__Extracted text__

Re: adding hypermedia to spatial data best practices

I hope we don’t lose sight in the discussion of REST and “webbiness” that most of the present Web only works because there are humans reading web pages and interpreting link semantics from the textual / visual context of both the link and the target. A link that a machine follows from one collection of data elements to another collection of data elements in performance of a task has a significantly different set of requirements. It would be lovely to have a universal hypermedia data format, for example, but so far the only technology that has come close has been RDF, and that has definitely been an uneven and incomplete success.

One of the nice aspects of a RESTful API approach is indeed the option for a person to be able to browse holdings / capabilities to get a sense of the content or how best to write clients. It doesn’t mean that same hypermedia approach is really effective for machines to use. 

I agree that some mixed human / machine use cases might capture actual usage patterns more effectively.

Josh

> On Aug 2, 2015, at 7:41 PM, Rob Atkinson <rob@metalinkage.com.au> wrote:
> 
> 
> Yes - am thinking mainly of the "deep dark data web" - but links to and from hypermedia resources should be handled consistently - so its still probably worth starting with the (not clear best practice :-) ) mechanisms to make link semantics work in machine-traversable data, then seeing what happens when including hypermedia resources into the fray.  A use case identifying an access and  processing scenario that uses both data held behind APIs and as linked hypermedia resources might be useful. 
> 
> making sure loose, but easy to use human interpratable information can be included is fairly easy, since there thats already there and we'd be looking for a minimal set of practices to layer on top of it
> 
> 
> On Sat, 1 Aug 2015 at 10:41 Erik Wilde <dret@berkeley.edu <mailto:dret@berkeley.edu>> wrote:
> hello rob.
> 
> one thing may be good to keep in mind. you say:
> 
> On 2015-07-28 22:38 , Rob Atkinson wrote:
> > Personally, I think the relationship between "data" and "hyperlinking"
> > needs some greater care.  In a self-contained database, relationships
> > are a first-class concern - however there is a prevalence in the linked
> > data world of using ad-hoc approaches to generating hyperlinks - for
> > example using owl:sameAs to link to an interactive mapping application
> > via geographical coordinates. using very general link semantics
> > "rdf:seeAlso" for links to related data is another common pattern. The
> > lack of a demonstrably good practice is fairly hard to reconcile with
> > any potential to be able to use such links in any automated fashion, so
> > the development of best practice discussion and exemplar resources is an
> > important step to take. fortunately, the Linked Data web is still tiny
> > compared to the problem space, so there is not a huge amount invested in
> > sub-optimal approaches.

__Information shown__
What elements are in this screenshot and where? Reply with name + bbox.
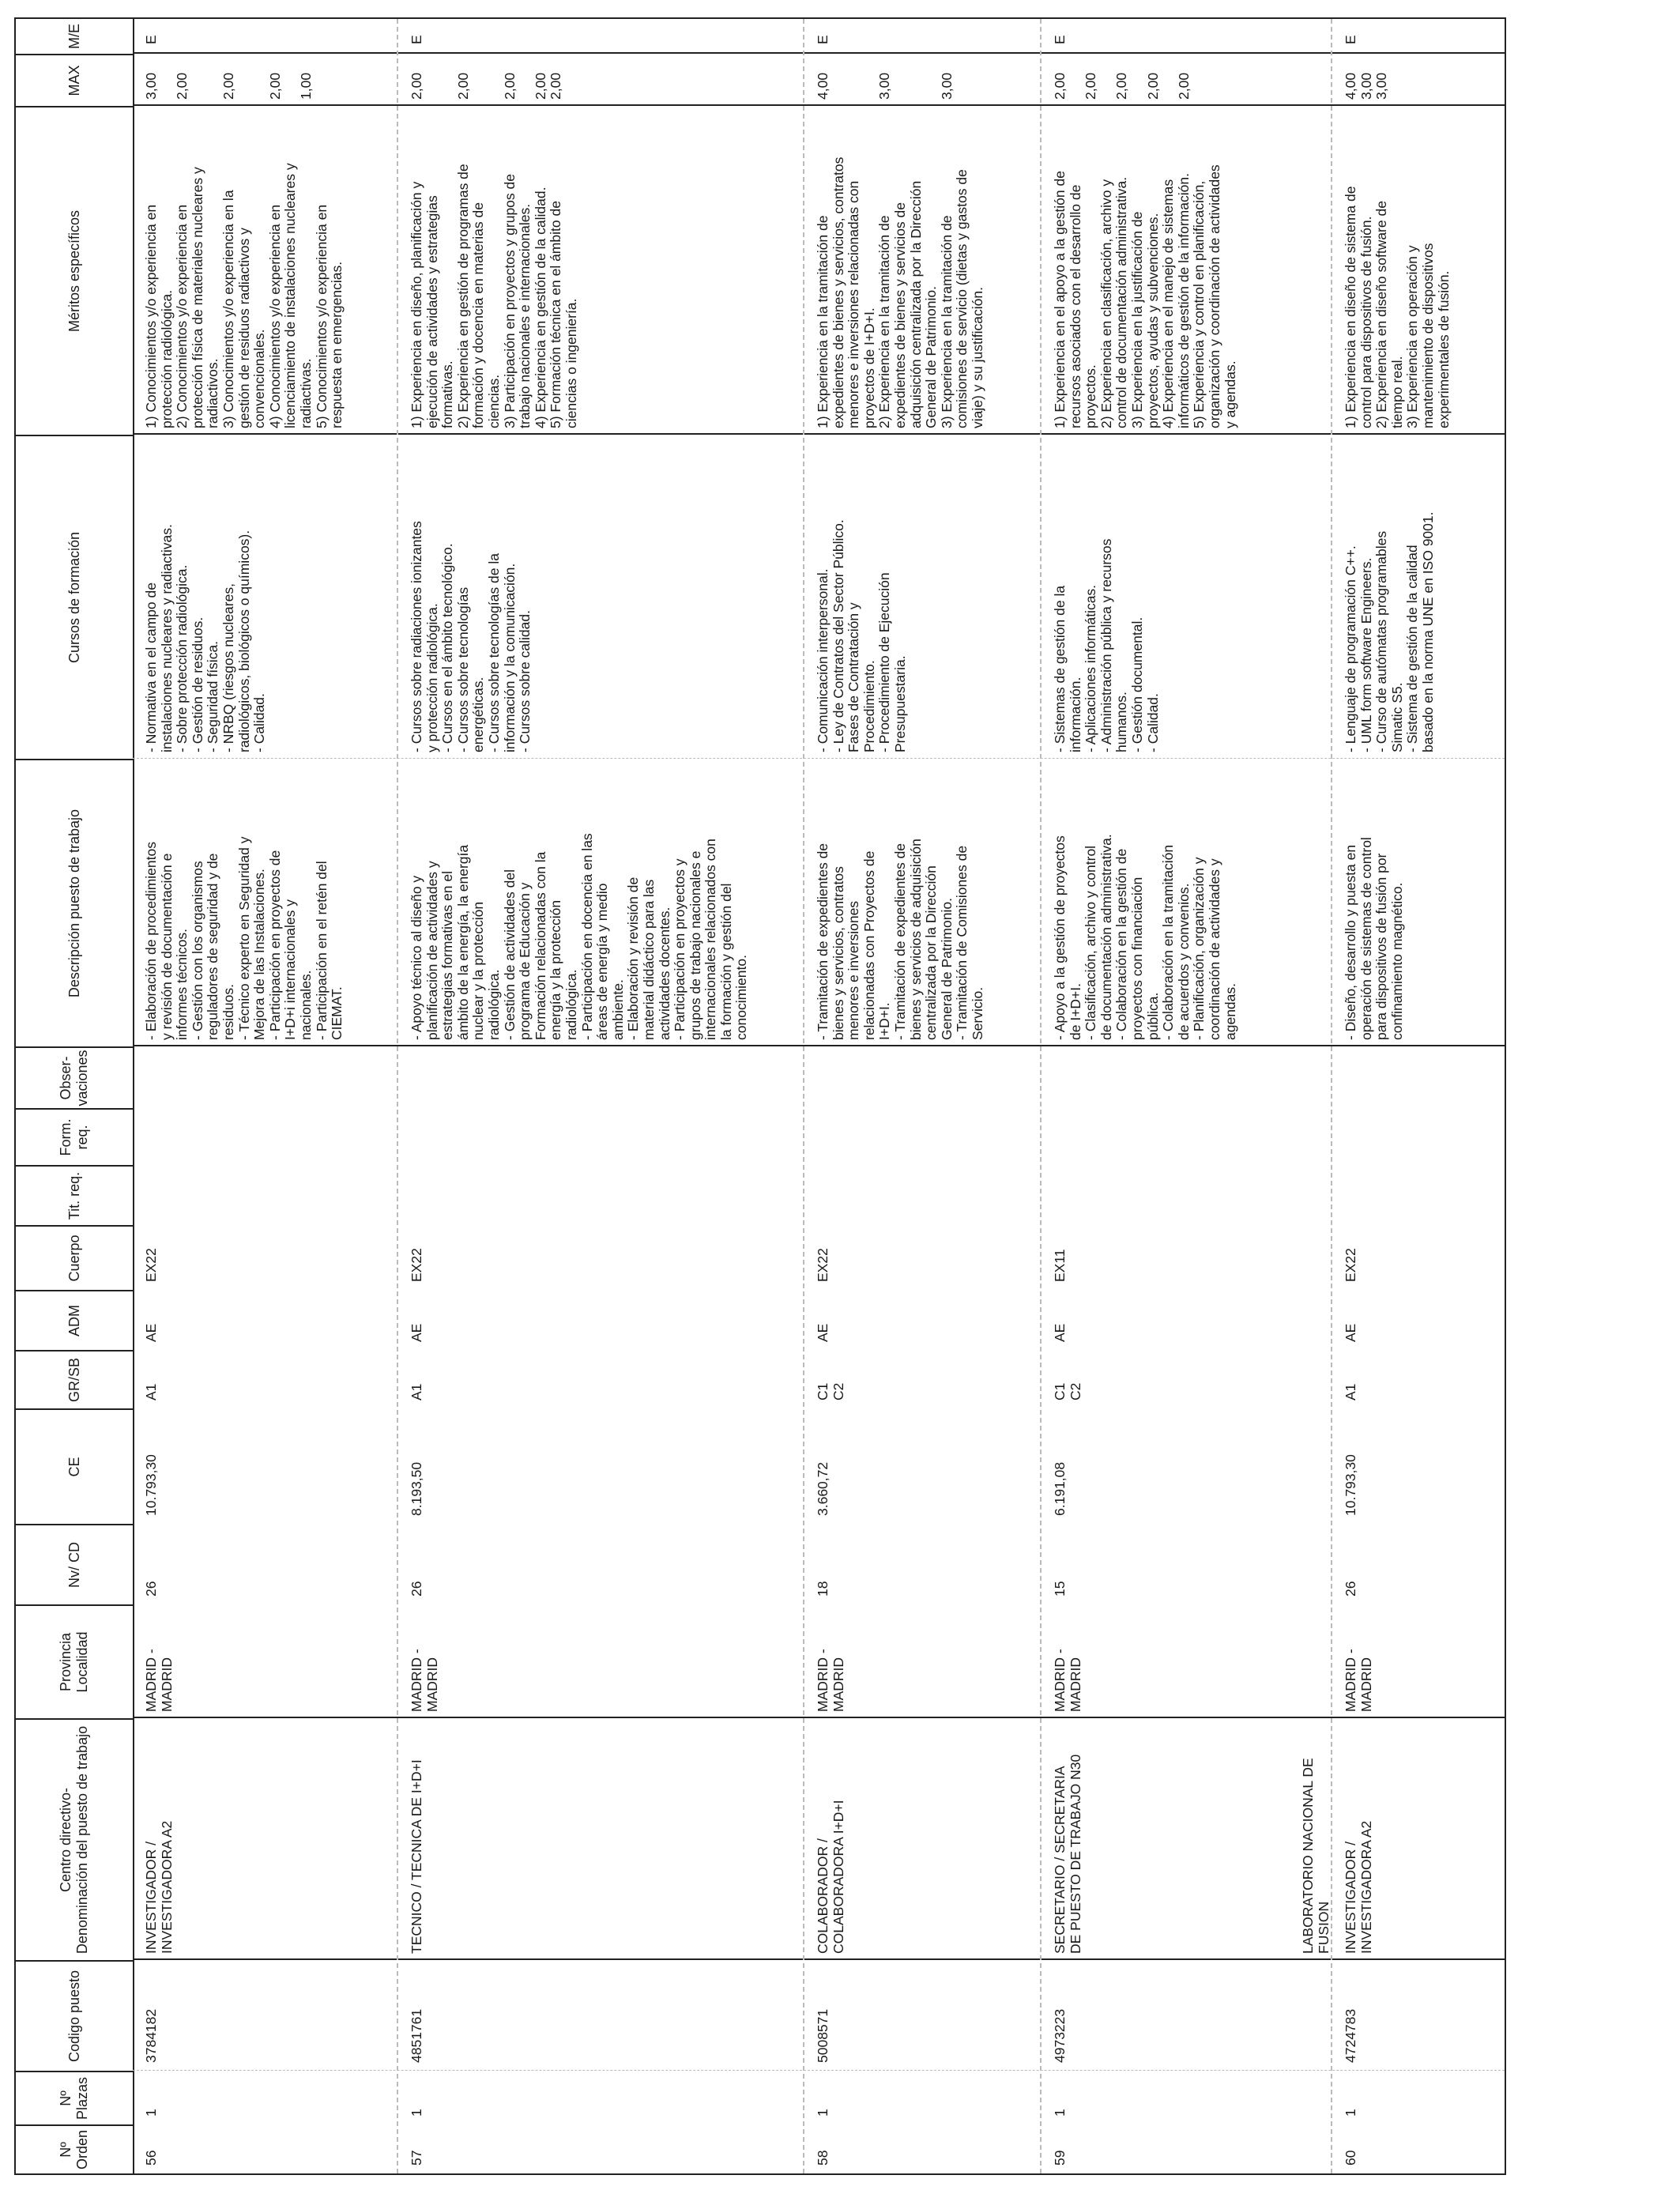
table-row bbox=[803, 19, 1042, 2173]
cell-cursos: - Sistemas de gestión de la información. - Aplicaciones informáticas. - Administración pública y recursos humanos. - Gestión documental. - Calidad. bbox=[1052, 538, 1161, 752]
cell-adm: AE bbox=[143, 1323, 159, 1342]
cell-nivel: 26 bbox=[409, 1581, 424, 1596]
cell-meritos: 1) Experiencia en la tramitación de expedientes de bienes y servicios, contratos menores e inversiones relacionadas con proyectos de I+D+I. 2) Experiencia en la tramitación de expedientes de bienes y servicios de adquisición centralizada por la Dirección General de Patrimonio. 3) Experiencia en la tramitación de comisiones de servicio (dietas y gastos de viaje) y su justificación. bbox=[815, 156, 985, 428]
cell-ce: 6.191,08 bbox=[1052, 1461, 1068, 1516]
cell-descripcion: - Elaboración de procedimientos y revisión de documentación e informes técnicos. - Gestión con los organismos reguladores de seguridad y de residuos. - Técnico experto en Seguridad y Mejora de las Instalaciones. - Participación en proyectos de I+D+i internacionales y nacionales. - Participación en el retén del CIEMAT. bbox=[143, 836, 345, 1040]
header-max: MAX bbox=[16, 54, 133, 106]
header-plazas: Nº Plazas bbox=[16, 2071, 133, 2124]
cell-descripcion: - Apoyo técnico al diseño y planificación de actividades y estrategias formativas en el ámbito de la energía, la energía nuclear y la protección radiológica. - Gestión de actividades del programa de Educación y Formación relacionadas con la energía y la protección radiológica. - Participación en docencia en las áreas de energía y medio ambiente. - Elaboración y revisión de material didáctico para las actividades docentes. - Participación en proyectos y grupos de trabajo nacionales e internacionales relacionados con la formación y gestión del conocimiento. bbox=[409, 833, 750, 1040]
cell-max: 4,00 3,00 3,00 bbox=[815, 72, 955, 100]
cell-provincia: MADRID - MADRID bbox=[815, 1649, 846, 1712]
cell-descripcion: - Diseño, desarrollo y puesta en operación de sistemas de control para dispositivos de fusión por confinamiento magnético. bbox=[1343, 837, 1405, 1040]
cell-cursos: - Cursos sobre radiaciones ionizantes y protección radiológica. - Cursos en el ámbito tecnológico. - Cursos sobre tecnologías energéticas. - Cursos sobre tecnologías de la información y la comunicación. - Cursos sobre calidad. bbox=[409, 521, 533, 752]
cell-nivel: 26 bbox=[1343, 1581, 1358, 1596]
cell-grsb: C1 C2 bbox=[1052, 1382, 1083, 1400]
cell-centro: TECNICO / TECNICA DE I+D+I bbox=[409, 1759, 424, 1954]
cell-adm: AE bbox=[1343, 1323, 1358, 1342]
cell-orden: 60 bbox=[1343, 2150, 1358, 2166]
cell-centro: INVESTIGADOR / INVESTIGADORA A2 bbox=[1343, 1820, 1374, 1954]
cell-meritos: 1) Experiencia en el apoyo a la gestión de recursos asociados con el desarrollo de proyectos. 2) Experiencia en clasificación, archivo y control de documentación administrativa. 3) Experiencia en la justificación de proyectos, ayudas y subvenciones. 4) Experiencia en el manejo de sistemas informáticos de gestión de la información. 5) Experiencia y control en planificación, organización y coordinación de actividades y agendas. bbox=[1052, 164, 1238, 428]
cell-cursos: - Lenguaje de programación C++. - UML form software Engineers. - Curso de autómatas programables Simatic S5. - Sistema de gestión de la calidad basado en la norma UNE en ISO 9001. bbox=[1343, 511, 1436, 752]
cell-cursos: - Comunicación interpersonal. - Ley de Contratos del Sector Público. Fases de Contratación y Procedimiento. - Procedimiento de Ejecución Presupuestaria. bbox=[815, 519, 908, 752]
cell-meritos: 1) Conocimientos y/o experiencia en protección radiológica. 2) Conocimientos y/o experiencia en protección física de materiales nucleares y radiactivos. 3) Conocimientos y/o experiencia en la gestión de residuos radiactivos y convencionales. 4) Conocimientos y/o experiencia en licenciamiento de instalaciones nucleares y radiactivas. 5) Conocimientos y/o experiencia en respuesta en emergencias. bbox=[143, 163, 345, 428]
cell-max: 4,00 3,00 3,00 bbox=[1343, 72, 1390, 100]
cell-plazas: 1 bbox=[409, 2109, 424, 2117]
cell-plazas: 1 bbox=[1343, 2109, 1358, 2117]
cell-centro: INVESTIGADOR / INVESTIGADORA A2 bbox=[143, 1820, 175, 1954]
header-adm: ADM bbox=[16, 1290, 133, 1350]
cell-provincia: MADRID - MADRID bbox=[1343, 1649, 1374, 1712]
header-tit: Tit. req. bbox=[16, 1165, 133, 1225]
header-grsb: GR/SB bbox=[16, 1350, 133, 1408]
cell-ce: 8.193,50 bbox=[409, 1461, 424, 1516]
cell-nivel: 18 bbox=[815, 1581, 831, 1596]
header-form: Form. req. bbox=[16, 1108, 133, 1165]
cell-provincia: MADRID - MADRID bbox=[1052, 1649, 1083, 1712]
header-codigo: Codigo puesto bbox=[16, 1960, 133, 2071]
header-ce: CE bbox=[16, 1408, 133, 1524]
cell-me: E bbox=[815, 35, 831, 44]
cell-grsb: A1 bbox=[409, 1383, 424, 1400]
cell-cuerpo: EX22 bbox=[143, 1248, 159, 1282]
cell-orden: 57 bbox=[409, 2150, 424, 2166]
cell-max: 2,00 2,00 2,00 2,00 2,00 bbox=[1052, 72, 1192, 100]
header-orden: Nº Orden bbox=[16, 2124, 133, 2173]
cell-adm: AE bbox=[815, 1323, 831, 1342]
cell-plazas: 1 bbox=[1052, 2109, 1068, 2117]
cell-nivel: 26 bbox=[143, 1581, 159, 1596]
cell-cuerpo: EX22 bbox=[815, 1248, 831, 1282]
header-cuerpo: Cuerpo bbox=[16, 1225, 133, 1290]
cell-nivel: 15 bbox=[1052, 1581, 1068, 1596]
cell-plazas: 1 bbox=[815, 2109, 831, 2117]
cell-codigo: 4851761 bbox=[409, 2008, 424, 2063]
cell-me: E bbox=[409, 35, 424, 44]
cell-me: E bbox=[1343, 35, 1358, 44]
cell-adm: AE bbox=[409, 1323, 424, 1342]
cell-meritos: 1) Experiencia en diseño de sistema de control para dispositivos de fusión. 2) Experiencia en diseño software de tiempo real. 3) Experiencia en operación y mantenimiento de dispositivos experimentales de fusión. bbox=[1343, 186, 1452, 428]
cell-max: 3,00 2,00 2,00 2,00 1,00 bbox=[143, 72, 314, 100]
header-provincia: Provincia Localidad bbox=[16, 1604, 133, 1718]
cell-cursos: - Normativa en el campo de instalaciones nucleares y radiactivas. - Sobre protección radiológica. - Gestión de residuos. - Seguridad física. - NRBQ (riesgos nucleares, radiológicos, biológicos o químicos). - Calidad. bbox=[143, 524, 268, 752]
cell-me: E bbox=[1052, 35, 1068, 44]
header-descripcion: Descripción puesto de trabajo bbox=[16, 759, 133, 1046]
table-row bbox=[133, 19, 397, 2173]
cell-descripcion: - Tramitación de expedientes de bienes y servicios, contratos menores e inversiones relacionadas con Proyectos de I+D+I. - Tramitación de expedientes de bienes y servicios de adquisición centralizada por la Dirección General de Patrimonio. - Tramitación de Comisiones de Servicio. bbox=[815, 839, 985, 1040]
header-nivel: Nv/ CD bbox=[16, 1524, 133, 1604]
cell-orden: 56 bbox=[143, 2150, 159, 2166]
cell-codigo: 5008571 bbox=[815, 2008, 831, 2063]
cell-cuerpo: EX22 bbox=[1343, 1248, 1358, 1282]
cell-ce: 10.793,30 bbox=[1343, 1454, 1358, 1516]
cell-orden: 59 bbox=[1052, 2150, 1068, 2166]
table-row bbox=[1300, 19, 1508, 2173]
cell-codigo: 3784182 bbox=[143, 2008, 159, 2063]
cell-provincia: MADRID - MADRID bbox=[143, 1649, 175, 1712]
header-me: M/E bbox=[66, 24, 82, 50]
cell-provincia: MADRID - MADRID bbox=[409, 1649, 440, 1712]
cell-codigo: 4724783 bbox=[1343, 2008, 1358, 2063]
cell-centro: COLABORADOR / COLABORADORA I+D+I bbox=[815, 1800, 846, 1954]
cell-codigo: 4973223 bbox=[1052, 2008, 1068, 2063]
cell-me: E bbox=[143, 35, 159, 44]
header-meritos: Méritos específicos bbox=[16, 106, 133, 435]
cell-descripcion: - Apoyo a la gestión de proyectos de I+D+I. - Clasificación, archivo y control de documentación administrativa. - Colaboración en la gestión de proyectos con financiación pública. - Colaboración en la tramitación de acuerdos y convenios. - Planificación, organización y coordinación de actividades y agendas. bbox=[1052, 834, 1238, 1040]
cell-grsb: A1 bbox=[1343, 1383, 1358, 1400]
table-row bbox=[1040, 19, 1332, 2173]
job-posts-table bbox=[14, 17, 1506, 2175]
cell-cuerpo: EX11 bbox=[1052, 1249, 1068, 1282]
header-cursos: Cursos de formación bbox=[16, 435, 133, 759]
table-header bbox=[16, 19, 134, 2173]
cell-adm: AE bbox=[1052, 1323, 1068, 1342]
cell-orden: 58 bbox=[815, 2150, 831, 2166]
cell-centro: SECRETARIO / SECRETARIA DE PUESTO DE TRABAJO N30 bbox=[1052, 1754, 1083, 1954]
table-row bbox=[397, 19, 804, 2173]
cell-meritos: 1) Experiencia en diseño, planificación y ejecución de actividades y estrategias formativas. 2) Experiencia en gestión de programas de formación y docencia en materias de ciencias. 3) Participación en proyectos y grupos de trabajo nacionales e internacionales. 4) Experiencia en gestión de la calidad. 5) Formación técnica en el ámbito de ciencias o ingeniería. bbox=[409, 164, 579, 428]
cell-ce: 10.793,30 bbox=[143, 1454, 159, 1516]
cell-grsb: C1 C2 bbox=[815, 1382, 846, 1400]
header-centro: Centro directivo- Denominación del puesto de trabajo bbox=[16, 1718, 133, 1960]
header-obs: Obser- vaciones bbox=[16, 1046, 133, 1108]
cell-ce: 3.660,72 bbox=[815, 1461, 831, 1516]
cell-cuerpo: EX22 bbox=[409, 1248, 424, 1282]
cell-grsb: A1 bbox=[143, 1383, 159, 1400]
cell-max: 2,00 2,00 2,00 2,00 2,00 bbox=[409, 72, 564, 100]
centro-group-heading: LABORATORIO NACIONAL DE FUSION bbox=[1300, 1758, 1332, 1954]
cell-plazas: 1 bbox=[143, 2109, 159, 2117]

...

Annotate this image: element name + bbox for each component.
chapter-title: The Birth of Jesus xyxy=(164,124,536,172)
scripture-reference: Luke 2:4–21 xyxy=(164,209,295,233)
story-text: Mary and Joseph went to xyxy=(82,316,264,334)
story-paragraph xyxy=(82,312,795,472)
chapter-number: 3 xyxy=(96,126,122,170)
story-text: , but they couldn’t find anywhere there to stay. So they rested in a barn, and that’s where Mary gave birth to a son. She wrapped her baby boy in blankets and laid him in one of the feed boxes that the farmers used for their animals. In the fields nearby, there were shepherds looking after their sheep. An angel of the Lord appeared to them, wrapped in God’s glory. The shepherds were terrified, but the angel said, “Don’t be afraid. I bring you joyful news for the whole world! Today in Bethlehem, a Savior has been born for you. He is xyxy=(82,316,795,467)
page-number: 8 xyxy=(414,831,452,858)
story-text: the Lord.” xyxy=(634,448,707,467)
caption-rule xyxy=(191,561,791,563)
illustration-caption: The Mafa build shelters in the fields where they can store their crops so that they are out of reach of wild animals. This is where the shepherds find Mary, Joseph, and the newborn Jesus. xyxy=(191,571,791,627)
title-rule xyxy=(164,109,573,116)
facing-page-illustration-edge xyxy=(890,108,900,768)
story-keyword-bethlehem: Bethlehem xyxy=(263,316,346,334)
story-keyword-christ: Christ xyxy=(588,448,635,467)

__Exercise set__
1 – In the email on hypermedia and spatial data, which technology does Josh say has come closest to a universal hypermedia data format?
2 – Copy out the email on hypermedia and spatial data from "One of the nice" up to and including "machines to use.", word for word.

__Answers for the exercise__
1 – RDF

2 –
One of the nice aspects of a RESTful API approach is indeed the option for a person to be able to browse holdings / capabilities to get a sense of the content or how best to write clients. It doesn’t mean that same hypermedia approach is really effective for machines to use.